* _Problem statement_: What is needed here is an exact copy of every entry.

* _Given information_:

>> begin

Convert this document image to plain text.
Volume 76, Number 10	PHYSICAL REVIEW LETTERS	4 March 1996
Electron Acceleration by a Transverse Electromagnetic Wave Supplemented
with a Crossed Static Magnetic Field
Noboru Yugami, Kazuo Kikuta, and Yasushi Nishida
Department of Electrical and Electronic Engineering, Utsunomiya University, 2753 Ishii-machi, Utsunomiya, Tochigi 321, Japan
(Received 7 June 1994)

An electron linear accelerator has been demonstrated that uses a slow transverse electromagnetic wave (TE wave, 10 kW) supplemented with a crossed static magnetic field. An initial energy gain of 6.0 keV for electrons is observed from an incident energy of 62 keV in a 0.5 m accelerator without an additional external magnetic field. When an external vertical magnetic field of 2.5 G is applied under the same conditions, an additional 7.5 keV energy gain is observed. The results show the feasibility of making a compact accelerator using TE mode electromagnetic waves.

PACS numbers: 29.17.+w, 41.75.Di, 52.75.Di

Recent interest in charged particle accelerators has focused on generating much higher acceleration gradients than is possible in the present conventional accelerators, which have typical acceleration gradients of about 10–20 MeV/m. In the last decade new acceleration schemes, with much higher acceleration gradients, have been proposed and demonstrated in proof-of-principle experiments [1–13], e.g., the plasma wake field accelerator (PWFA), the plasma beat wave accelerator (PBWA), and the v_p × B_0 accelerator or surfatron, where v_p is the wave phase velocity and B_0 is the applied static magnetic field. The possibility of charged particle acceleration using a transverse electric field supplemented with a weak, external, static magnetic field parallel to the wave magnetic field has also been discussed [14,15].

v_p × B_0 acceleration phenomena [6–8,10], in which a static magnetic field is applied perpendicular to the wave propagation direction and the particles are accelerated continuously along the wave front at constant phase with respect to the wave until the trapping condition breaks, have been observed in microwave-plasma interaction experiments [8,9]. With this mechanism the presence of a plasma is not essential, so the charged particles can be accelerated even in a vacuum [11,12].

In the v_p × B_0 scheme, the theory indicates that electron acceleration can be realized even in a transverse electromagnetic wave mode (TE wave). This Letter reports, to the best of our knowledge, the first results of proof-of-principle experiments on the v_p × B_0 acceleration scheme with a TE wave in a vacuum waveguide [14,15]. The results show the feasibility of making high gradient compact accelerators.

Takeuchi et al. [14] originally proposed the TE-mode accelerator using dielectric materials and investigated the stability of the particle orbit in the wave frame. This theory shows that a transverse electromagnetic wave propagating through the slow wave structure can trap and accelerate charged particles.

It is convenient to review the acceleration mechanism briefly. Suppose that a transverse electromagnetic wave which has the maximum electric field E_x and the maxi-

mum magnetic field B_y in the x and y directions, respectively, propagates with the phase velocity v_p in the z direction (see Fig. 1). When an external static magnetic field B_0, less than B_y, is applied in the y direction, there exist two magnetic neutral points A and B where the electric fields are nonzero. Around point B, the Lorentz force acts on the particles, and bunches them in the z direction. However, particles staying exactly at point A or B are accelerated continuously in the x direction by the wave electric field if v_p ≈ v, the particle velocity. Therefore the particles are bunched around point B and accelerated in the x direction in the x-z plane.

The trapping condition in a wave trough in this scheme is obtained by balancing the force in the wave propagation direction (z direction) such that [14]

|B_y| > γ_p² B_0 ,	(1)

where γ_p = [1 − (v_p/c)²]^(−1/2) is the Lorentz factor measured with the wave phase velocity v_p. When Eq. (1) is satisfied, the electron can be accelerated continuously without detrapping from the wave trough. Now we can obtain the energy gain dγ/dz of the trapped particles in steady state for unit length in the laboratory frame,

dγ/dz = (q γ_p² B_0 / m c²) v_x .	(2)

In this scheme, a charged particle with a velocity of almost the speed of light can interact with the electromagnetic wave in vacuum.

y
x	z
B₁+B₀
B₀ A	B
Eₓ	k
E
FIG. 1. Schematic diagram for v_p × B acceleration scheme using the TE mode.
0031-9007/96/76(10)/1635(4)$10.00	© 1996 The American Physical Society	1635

>> end

* _Answer below_:
Convert this document image to plain text.
Volume 76, Number 10	PHYSICAL REVIEW LETTERS	4 March 1996
Electron Acceleration by a Transverse Electromagnetic Wave Supplemented
with a Crossed Static Magnetic Field
Noboru Yugami, Kazuo Kikuta, and Yasushi Nishida
Department of Electrical and Electronic Engineering, Utsunomiya University, 2753 Ishii-machi, Utsunomiya, Tochigi 321, Japan
(Received 7 June 1994)

An electron linear accelerator has been demonstrated that uses a slow transverse electromagnetic wave (TE wave, 10 kW) supplemented with a crossed static magnetic field. An initial energy gain of 6.0 keV for electrons is observed from an incident energy of 62 keV in a 0.5 m accelerator without an additional external magnetic field. When an external vertical magnetic field of 2.5 G is applied under the same conditions, an additional 7.5 keV energy gain is observed. The results show the feasibility of making a compact accelerator using TE mode electromagnetic waves.

PACS numbers: 29.17.+w, 41.75.Di, 52.75.Di

Recent interest in charged particle accelerators has focused on generating much higher acceleration gradients than is possible in the present conventional accelerators, which have typical acceleration gradients of about 10–20 MeV/m. In the last decade new acceleration schemes, with much higher acceleration gradients, have been proposed and demonstrated in proof-of-principle experiments [1–13], e.g., the plasma wake field accelerator (PWFA), the plasma beat wave accelerator (PBWA), and the v_p × B_0 accelerator or surfatron, where v_p is the wave phase velocity and B_0 is the applied static magnetic field. The possibility of charged particle acceleration using a transverse electric field supplemented with a weak, external, static magnetic field parallel to the wave magnetic field has also been discussed [14,15].

v_p × B_0 acceleration phenomena [6–8,10], in which a static magnetic field is applied perpendicular to the wave propagation direction and the particles are accelerated continuously along the wave front at constant phase with respect to the wave until the trapping condition breaks, have been observed in microwave-plasma interaction experiments [8,9]. With this mechanism the presence of a plasma is not essential, so the charged particles can be accelerated even in a vacuum [11,12].

In the v_p × B_0 scheme, the theory indicates that electron acceleration can be realized even in a transverse electromagnetic wave mode (TE wave). This Letter reports, to the best of our knowledge, the first results of proof-of-principle experiments on the v_p × B_0 acceleration scheme with a TE wave in a vacuum waveguide [14,15]. The results show the feasibility of making high gradient compact accelerators.

Takeuchi et al. [14] originally proposed the TE-mode accelerator using dielectric materials and investigated the stability of the particle orbit in the wave frame. This theory shows that a transverse electromagnetic wave propagating through the slow wave structure can trap and accelerate charged particles.

It is convenient to review the acceleration mechanism briefly. Suppose that a transverse electromagnetic wave which has the maximum electric field E_x and the maxi-

mum magnetic field B_y in the x and y directions, respectively, propagates with the phase velocity v_p in the z direction (see Fig. 1). When an external static magnetic field B_0, less than B_y, is applied in the y direction, there exist two magnetic neutral points A and B where the electric fields are nonzero. Around point B, the Lorentz force acts on the particles, and bunches them in the z direction. However, particles staying exactly at point A or B are accelerated continuously in the x direction by the wave electric field if v_p ≈ v, the particle velocity. Therefore the particles are bunched around point B and accelerated in the x direction in the x-z plane.

The trapping condition in a wave trough in this scheme is obtained by balancing the force in the wave propagation direction (z direction) such that [14]

|B_y| > γ_p² B_0 ,	(1)

where γ_p = [1 − (v_p/c)²]^(−1/2) is the Lorentz factor measured with the wave phase velocity v_p. When Eq. (1) is satisfied, the electron can be accelerated continuously without detrapping from the wave trough. Now we can obtain the energy gain dγ/dz of the trapped particles in steady state for unit length in the laboratory frame,

dγ/dz = (q γ_p² B_0 / m c²) v_x .	(2)

In this scheme, a charged particle with a velocity of almost the speed of light can interact with the electromagnetic wave in vacuum.

y
x	z
B₁+B₀
B₀ A	B
Eₓ	k
E
FIG. 1. Schematic diagram for v_p × B acceleration scheme using the TE mode.
0031-9007/96/76(10)/1635(4)$10.00	© 1996 The American Physical Society	1635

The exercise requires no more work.